§ **Provided text**:
★ ★ ★ ★ ★


    The senior opposition Civic Democrats won all three of the elections and the junior opposition Communist Party finished second, ahead of the governing Social Democrats.

  • 11/14/2004

    A report by the Statistical Office of the European Communities, Eurostat, says that Czechs have the longest working hours in the European Union. In the Czech Republic people spend more than 42 hours at work every week which is by five hours more than the European average. The Eurostat study also says that part-time employment in the Czech Republic is rare compared to other EU states and the country has a high rate of long term unemployment.

  • 11/14/2004

    A special commission which was set up to prevent mass immigration of Roma from neighbouring Slovakia will cease to exist, a spokesman for the Justice Ministry has said. He added that the fears of a mass influx of Roma economic migrants, following the cuts in social benefits in Slovakia and EU accession, have not materialised. In recent years, whole families moved over to live with their relatives in the Czech Republic hoping to improve their living standard. According to the Labour and Social Affairs Ministry the immigration only worsened the living conditions of the Czech Roma population as they now live in overcrowded flats, pay extra expenses, and crime, illegal money-lending and illegal employment are on the rise in the community.

  • 11/14/2004

    The Czech Republic was beaten 3:6 by Russia on Sunday evening in ice-hockey's Karjala Cup in the Finnish capital Helsinki. The Czech team under coach Ondrej Weissman their lost their chance to win the tournament.

  • 11/13/2004

    The right-wing opposition Civic Democrats have come out as clear victors in elections to a third of the upper house of the Czech parliament, the Senate, but they have fallen short of an absolute majority. Even before the vote-count was complete, it was clear that the ruling Social Democrats had failed to defend any of the three seats which they were contending in this weekend's run-offs. The smaller parties in the ruling coalition also sustained losses. There was disappointment too for the opposition Communists, who had nine candidates in the run-offs, but won in only one constituency. For the first time a Senator has been elected for the Green Party, the journalist Jaromir Stetina in Prague. The overall turnout was extremely low, at under 20 percent, the lowest in the history of Czech Senate elections.

★ ★ ★ ★ ★

§ **What you need to do**:
[1] Answer these questions from the news briefs:
(a) According to the Eurostat report, how many hours do people in the Czech Republic spend at work every week?
(b) Which team beat the Czech Republic in the Karjala Cup, and by what score?
(c) Who became the first Senator elected for the Green Party?
[2] State whether each statement agrees with the news briefs, and quote the words that decide it:
(a) Part-time employment is common in the Czech Republic compared with other EU states.
(b) The Civic Democrats won an absolute majority in the Senate elections.
(c) The overall turnout was the lowest in the history of Czech Senate elections.
[3] Write out the stretch of the news briefs from "The senior opposition" through "long term unemployment.".
The rows come from a source unrelated to the news briefs.

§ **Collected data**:
★ ★ ★ ★ ★

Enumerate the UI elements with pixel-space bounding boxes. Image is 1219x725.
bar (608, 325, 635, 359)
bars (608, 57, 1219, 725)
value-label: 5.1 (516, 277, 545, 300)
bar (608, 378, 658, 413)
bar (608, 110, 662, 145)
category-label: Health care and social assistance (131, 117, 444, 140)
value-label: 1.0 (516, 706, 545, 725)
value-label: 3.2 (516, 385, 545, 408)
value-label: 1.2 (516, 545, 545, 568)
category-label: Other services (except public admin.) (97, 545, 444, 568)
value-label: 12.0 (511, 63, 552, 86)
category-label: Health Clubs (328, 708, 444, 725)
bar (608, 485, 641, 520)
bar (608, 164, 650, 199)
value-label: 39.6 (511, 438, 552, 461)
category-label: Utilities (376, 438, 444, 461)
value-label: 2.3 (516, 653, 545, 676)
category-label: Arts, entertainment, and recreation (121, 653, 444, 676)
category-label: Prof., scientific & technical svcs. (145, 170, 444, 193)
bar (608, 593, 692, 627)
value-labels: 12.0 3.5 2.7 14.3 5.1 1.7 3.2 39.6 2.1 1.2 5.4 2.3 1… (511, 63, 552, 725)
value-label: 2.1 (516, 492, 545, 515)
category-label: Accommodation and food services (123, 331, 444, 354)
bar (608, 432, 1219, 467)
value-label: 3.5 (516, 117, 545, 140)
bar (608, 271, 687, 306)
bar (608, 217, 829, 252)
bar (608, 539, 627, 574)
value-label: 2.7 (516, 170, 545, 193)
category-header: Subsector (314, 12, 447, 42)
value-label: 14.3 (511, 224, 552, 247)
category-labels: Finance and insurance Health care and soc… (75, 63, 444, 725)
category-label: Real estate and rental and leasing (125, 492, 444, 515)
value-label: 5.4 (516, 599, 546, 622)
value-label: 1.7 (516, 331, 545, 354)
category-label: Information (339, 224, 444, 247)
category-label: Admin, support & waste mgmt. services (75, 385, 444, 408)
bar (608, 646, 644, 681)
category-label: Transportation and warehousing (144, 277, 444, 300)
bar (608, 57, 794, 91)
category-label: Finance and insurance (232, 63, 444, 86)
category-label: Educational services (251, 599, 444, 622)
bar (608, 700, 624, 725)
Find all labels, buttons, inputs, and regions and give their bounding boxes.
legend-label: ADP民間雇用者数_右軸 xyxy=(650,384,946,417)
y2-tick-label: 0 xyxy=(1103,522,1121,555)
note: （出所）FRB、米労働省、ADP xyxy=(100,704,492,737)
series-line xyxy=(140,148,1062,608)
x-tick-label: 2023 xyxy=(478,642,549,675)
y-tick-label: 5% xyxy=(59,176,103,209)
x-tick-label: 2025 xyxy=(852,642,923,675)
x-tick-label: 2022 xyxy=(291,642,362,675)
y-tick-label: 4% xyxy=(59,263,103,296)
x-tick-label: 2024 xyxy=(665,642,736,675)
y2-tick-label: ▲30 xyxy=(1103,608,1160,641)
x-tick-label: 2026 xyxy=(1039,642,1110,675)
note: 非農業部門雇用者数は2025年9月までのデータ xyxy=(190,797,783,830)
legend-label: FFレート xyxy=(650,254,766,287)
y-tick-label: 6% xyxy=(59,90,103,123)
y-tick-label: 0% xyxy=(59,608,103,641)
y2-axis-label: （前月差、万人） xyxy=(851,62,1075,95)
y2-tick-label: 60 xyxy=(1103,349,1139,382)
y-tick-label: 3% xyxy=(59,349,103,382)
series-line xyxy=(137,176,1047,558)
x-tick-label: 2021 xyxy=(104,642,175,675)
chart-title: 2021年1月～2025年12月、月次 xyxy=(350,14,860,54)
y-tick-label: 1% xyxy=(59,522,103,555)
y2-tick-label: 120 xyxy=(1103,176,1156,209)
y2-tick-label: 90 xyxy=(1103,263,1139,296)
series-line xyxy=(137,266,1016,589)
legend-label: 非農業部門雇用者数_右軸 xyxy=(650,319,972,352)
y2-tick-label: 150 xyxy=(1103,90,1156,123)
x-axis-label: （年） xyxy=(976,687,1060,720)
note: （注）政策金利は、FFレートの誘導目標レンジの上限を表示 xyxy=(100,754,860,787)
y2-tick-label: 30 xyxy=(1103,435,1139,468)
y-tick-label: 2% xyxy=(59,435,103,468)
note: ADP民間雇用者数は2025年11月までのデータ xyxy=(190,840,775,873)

★ ★ ★ ★ ★

§ **Answers per task**:
[1]
(a) More than 42 hours.
(b) Russia, by 3:6.
(c) The journalist Jaromir Stetina, in Prague.

[2]
(a) No: "part-time employment in the Czech Republic is rare compared to other EU states"
(b) No: "but they have fallen short of an absolute majority"
(c) Yes: "The overall turnout was extremely low, at under 20 percent, the lowest in the history of Czech Senate elections."

[3]
The senior opposition Civic Democrats won all three of the elections and the junior opposition Communist Party finished second, ahead of the governing Social Democrats.

  • 11/14/2004

    A report by the Statistical Office of the European Communities, Eurostat, says that Czechs have the longest working hours in the European Union. In the Czech Republic people spend more than 42 hours at work every week which is by five hours more than the European average. The Eurostat study also says that part-time employment in the Czech Republic is rare compared to other EU states and the country has a high rate of long term unemployment.